_GIVEN PROBLEM:_ Could you print all the entries exactly?

╔══

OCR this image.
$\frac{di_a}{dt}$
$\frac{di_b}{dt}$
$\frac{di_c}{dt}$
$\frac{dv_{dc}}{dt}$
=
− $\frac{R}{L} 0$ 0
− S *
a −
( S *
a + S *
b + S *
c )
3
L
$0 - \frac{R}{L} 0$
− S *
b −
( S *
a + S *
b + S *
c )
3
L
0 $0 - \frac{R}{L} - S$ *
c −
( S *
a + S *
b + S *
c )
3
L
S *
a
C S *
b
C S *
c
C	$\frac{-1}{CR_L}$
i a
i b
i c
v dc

╚══

_OUTPUT OF THE EXERCISE:_
OCR this image.
$\frac{di_a}{dt}$
$\frac{di_b}{dt}$
$\frac{di_c}{dt}$
$\frac{dv_{dc}}{dt}$
=
− $\frac{R}{L} 0$ 0
− S *
a −
( S *
a + S *
b + S *
c )
3
L
$0 - \frac{R}{L} 0$
− S *
b −
( S *
a + S *
b + S *
c )
3
L
0 $0 - \frac{R}{L} - S$ *
c −
( S *
a + S *
b + S *
c )
3
L
S *
a
C S *
b
C S *
c
C	$\frac{-1}{CR_L}$
i a
i b
i c
v dc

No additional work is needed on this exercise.